## YOUR INSTRUCTIONS:
Retype the full set of records. Keep every character identical.

## Extracted data entries:
********************

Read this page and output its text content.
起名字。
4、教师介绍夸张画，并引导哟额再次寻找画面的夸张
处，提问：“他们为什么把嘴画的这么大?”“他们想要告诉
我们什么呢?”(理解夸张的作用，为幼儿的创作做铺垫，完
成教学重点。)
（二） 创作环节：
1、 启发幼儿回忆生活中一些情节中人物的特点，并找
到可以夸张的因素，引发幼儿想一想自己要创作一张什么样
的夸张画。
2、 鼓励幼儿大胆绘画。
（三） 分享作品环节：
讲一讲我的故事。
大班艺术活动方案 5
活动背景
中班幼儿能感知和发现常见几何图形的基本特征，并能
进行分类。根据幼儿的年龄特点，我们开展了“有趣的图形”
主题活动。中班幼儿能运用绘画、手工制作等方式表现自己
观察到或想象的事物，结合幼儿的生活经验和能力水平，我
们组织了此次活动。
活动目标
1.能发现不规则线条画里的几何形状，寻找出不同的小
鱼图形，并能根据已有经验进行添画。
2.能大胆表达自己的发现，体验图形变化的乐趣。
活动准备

********************

## OUTPUT BELOW:
Read this page and output its text content.
起名字。
4、教师介绍夸张画，并引导哟额再次寻找画面的夸张
处，提问：“他们为什么把嘴画的这么大?”“他们想要告诉
我们什么呢?”(理解夸张的作用，为幼儿的创作做铺垫，完
成教学重点。)
（二） 创作环节：
1、 启发幼儿回忆生活中一些情节中人物的特点，并找
到可以夸张的因素，引发幼儿想一想自己要创作一张什么样
的夸张画。
2、 鼓励幼儿大胆绘画。
（三） 分享作品环节：
讲一讲我的故事。
大班艺术活动方案 5
活动背景
中班幼儿能感知和发现常见几何图形的基本特征，并能
进行分类。根据幼儿的年龄特点，我们开展了“有趣的图形”
主题活动。中班幼儿能运用绘画、手工制作等方式表现自己
观察到或想象的事物，结合幼儿的生活经验和能力水平，我
们组织了此次活动。
活动目标
1.能发现不规则线条画里的几何形状，寻找出不同的小
鱼图形，并能根据已有经验进行添画。
2.能大胆表达自己的发现，体验图形变化的乐趣。
活动准备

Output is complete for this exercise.